◆ What is needed
Read the records and write them out again exactly.

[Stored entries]
###
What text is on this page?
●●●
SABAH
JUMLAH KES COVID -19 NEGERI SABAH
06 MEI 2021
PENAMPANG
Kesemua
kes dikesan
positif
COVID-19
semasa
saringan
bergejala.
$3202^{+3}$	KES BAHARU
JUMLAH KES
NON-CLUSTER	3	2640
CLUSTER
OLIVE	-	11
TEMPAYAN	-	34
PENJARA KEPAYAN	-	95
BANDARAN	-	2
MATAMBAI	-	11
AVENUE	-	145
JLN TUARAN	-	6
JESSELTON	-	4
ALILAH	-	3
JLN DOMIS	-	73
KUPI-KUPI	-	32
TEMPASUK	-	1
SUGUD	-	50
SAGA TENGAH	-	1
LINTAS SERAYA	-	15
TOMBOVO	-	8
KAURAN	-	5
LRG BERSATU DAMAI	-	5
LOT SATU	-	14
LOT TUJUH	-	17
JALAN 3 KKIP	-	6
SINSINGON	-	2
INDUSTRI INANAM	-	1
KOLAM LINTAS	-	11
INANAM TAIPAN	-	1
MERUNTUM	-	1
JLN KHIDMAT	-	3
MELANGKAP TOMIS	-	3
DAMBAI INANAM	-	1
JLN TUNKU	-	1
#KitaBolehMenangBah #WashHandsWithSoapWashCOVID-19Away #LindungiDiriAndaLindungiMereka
###
◆ Written answer
What text is on this page?
●●●
SABAH
JUMLAH KES COVID -19 NEGERI SABAH
06 MEI 2021
PENAMPANG
Kesemua
kes dikesan
positif
COVID-19
semasa
saringan
bergejala.
$3202^{+3}$	KES BAHARU
JUMLAH KES
NON-CLUSTER	3	2640
CLUSTER
OLIVE	-	11
TEMPAYAN	-	34
PENJARA KEPAYAN	-	95
BANDARAN	-	2
MATAMBAI	-	11
AVENUE	-	145
JLN TUARAN	-	6
JESSELTON	-	4
ALILAH	-	3
JLN DOMIS	-	73
KUPI-KUPI	-	32
TEMPASUK	-	1
SUGUD	-	50
SAGA TENGAH	-	1
LINTAS SERAYA	-	15
TOMBOVO	-	8
KAURAN	-	5
LRG BERSATU DAMAI	-	5
LOT SATU	-	14
LOT TUJUH	-	17
JALAN 3 KKIP	-	6
SINSINGON	-	2
INDUSTRI INANAM	-	1
KOLAM LINTAS	-	11
INANAM TAIPAN	-	1
MERUNTUM	-	1
JLN KHIDMAT	-	3
MELANGKAP TOMIS	-	3
DAMBAI INANAM	-	1
JLN TUNKU	-	1
#KitaBolehMenangBah #WashHandsWithSoapWashCOVID-19Away #LindungiDiriAndaLindungiMereka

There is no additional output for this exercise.